Requirement: Return the listing below exactly, with the pictures dropped.

Excerpt from a dataset

^^^^^^^^

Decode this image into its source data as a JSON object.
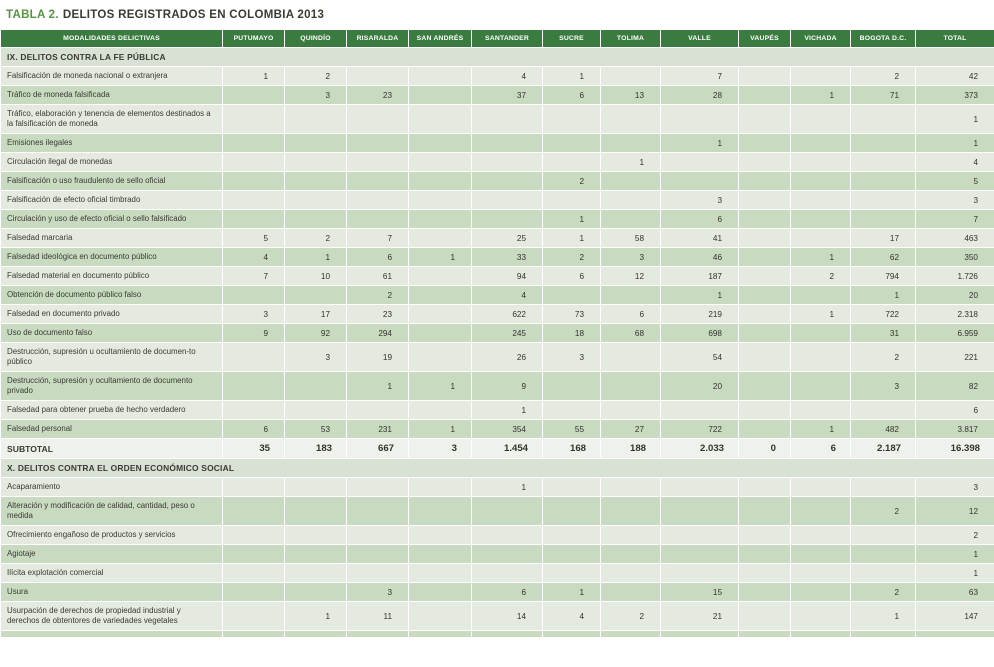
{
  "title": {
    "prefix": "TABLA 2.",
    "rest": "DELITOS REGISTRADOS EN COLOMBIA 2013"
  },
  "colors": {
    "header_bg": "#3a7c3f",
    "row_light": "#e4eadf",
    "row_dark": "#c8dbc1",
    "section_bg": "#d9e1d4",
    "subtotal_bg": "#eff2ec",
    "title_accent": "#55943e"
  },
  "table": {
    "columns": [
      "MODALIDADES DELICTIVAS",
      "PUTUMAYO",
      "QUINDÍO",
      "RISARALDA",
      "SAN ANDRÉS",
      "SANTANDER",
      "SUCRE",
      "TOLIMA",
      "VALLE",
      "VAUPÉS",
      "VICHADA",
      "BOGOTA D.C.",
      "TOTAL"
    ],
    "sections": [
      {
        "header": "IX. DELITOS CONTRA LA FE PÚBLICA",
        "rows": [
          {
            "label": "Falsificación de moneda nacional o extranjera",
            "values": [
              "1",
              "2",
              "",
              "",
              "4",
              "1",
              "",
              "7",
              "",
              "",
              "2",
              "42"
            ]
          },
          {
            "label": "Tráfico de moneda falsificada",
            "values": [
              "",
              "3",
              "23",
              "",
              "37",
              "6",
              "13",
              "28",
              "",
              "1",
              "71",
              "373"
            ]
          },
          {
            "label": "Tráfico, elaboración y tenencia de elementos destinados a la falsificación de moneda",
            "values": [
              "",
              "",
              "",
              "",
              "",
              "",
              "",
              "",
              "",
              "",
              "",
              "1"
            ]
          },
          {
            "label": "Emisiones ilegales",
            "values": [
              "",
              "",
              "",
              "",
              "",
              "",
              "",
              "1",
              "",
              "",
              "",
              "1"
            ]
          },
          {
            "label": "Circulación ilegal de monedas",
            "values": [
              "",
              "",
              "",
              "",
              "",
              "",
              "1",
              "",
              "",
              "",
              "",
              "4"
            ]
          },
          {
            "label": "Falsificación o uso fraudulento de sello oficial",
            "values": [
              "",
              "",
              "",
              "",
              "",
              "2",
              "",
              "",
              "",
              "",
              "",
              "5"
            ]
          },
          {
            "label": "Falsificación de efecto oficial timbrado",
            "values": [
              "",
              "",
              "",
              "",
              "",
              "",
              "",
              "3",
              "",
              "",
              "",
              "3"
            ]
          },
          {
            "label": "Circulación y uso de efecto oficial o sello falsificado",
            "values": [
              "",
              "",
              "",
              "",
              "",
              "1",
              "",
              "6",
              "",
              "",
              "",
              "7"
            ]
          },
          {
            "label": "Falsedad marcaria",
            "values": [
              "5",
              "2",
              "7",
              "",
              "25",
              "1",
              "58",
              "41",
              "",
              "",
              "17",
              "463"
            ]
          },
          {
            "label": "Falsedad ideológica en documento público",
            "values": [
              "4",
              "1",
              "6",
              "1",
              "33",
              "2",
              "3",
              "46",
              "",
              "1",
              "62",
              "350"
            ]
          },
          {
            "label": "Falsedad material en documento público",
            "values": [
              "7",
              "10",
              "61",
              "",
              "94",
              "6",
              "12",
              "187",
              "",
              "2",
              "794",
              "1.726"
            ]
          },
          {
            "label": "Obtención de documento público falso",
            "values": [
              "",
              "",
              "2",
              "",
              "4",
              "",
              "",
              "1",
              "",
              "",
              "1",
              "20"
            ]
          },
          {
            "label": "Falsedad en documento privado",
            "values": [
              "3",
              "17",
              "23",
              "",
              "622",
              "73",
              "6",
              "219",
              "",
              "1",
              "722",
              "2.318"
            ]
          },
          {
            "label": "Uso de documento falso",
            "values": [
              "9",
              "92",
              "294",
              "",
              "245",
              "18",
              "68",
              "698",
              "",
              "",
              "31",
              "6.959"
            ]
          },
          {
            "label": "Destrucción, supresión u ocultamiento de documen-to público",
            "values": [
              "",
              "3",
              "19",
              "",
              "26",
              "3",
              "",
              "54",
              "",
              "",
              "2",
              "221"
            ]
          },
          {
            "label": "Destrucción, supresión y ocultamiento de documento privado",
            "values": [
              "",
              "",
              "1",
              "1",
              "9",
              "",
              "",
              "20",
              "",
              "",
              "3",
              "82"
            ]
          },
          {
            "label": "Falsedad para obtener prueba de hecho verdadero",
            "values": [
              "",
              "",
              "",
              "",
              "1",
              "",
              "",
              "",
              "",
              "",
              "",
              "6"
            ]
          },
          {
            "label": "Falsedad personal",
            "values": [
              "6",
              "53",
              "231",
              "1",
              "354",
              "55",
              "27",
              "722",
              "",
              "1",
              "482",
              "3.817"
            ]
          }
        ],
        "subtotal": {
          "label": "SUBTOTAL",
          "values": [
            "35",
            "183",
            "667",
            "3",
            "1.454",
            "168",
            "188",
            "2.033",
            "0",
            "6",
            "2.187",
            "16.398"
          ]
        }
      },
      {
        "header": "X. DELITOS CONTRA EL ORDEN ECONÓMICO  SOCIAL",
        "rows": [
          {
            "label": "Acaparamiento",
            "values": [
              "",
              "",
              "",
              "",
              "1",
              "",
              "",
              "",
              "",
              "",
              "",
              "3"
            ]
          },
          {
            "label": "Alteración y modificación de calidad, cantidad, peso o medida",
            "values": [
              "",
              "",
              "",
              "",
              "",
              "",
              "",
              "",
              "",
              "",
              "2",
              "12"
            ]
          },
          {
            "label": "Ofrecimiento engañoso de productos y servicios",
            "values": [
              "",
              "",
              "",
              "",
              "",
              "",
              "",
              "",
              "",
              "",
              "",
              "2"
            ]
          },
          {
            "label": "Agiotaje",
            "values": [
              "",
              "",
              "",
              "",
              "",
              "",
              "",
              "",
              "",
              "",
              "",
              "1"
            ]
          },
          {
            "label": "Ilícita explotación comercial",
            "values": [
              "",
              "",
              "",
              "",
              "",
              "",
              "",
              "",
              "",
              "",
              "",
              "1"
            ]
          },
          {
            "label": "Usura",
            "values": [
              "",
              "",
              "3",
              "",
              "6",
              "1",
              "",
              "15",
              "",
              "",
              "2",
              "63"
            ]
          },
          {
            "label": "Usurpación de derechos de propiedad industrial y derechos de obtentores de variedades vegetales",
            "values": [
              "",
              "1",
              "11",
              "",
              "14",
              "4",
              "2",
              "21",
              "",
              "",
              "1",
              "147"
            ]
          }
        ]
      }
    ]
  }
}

^^^^^^^^

Response below:
Decode this image into its source data as a JSON object.
{
  "title": {
    "prefix": "TABLA 2.",
    "rest": "DELITOS REGISTRADOS EN COLOMBIA 2013"
  },
  "colors": {
    "header_bg": "#3a7c3f",
    "row_light": "#e4eadf",
    "row_dark": "#c8dbc1",
    "section_bg": "#d9e1d4",
    "subtotal_bg": "#eff2ec",
    "title_accent": "#55943e"
  },
  "table": {
    "columns": [
      "MODALIDADES DELICTIVAS",
      "PUTUMAYO",
      "QUINDÍO",
      "RISARALDA",
      "SAN ANDRÉS",
      "SANTANDER",
      "SUCRE",
      "TOLIMA",
      "VALLE",
      "VAUPÉS",
      "VICHADA",
      "BOGOTA D.C.",
      "TOTAL"
    ],
    "sections": [
      {
        "header": "IX. DELITOS CONTRA LA FE PÚBLICA",
        "rows": [
          {
            "label": "Falsificación de moneda nacional o extranjera",
            "values": [
              "1",
              "2",
              "",
              "",
              "4",
              "1",
              "",
              "7",
              "",
              "",
              "2",
              "42"
            ]
          },
          {
            "label": "Tráfico de moneda falsificada",
            "values": [
              "",
              "3",
              "23",
              "",
              "37",
              "6",
              "13",
              "28",
              "",
              "1",
              "71",
              "373"
            ]
          },
          {
            "label": "Tráfico, elaboración y tenencia de elementos destinados a la falsificación de moneda",
            "values": [
              "",
              "",
              "",
              "",
              "",
              "",
              "",
              "",
              "",
              "",
              "",
              "1"
            ]
          },
          {
            "label": "Emisiones ilegales",
            "values": [
              "",
              "",
              "",
              "",
              "",
              "",
              "",
              "1",
              "",
              "",
              "",
              "1"
            ]
          },
          {
            "label": "Circulación ilegal de monedas",
            "values": [
              "",
              "",
              "",
              "",
              "",
              "",
              "1",
              "",
              "",
              "",
              "",
              "4"
            ]
          },
          {
            "label": "Falsificación o uso fraudulento de sello oficial",
            "values": [
              "",
              "",
              "",
              "",
              "",
              "2",
              "",
              "",
              "",
              "",
              "",
              "5"
            ]
          },
          {
            "label": "Falsificación de efecto oficial timbrado",
            "values": [
              "",
              "",
              "",
              "",
              "",
              "",
              "",
              "3",
              "",
              "",
              "",
              "3"
            ]
          },
          {
            "label": "Circulación y uso de efecto oficial o sello falsificado",
            "values": [
              "",
              "",
              "",
              "",
              "",
              "1",
              "",
              "6",
              "",
              "",
              "",
              "7"
            ]
          },
          {
            "label": "Falsedad marcaria",
            "values": [
              "5",
              "2",
              "7",
              "",
              "25",
              "1",
              "58",
              "41",
              "",
              "",
              "17",
              "463"
            ]
          },
          {
            "label": "Falsedad ideológica en documento público",
            "values": [
              "4",
              "1",
              "6",
              "1",
              "33",
              "2",
              "3",
              "46",
              "",
              "1",
              "62",
              "350"
            ]
          },
          {
            "label": "Falsedad material en documento público",
            "values": [
              "7",
              "10",
              "61",
              "",
              "94",
              "6",
              "12",
              "187",
              "",
              "2",
              "794",
              "1.726"
            ]
          },
          {
            "label": "Obtención de documento público falso",
            "values": [
              "",
              "",
              "2",
              "",
              "4",
              "",
              "",
              "1",
              "",
              "",
              "1",
              "20"
            ]
          },
          {
            "label": "Falsedad en documento privado",
            "values": [
              "3",
              "17",
              "23",
              "",
              "622",
              "73",
              "6",
              "219",
              "",
              "1",
              "722",
              "2.318"
            ]
          },
          {
            "label": "Uso de documento falso",
            "values": [
              "9",
              "92",
              "294",
              "",
              "245",
              "18",
              "68",
              "698",
              "",
              "",
              "31",
              "6.959"
            ]
          },
          {
            "label": "Destrucción, supresión u ocultamiento de documen-to público",
            "values": [
              "",
              "3",
              "19",
              "",
              "26",
              "3",
              "",
              "54",
              "",
              "",
              "2",
              "221"
            ]
          },
          {
            "label": "Destrucción, supresión y ocultamiento de documento privado",
            "values": [
              "",
              "",
              "1",
              "1",
              "9",
              "",
              "",
              "20",
              "",
              "",
              "3",
              "82"
            ]
          },
          {
            "label": "Falsedad para obtener prueba de hecho verdadero",
            "values": [
              "",
              "",
              "",
              "",
              "1",
              "",
              "",
              "",
              "",
              "",
              "",
              "6"
            ]
          },
          {
            "label": "Falsedad personal",
            "values": [
              "6",
              "53",
              "231",
              "1",
              "354",
              "55",
              "27",
              "722",
              "",
              "1",
              "482",
              "3.817"
            ]
          }
        ],
        "subtotal": {
          "label": "SUBTOTAL",
          "values": [
            "35",
            "183",
            "667",
            "3",
            "1.454",
            "168",
            "188",
            "2.033",
            "0",
            "6",
            "2.187",
            "16.398"
          ]
        }
      },
      {
        "header": "X. DELITOS CONTRA EL ORDEN ECONÓMICO  SOCIAL",
        "rows": [
          {
            "label": "Acaparamiento",
            "values": [
              "",
              "",
              "",
              "",
              "1",
              "",
              "",
              "",
              "",
              "",
              "",
              "3"
            ]
          },
          {
            "label": "Alteración y modificación de calidad, cantidad, peso o medida",
            "values": [
              "",
              "",
              "",
              "",
              "",
              "",
              "",
              "",
              "",
              "",
              "2",
              "12"
            ]
          },
          {
            "label": "Ofrecimiento engañoso de productos y servicios",
            "values": [
              "",
              "",
              "",
              "",
              "",
              "",
              "",
              "",
              "",
              "",
              "",
              "2"
            ]
          },
          {
            "label": "Agiotaje",
            "values": [
              "",
              "",
              "",
              "",
              "",
              "",
              "",
              "",
              "",
              "",
              "",
              "1"
            ]
          },
          {
            "label": "Ilícita explotación comercial",
            "values": [
              "",
              "",
              "",
              "",
              "",
              "",
              "",
              "",
              "",
              "",
              "",
              "1"
            ]
          },
          {
            "label": "Usura",
            "values": [
              "",
              "",
              "3",
              "",
              "6",
              "1",
              "",
              "15",
              "",
              "",
              "2",
              "63"
            ]
          },
          {
            "label": "Usurpación de derechos de propiedad industrial y derechos de obtentores de variedades vegetales",
            "values": [
              "",
              "1",
              "11",
              "",
              "14",
              "4",
              "2",
              "21",
              "",
              "",
              "1",
              "147"
            ]
          }
        ]
      }
    ]
  }
}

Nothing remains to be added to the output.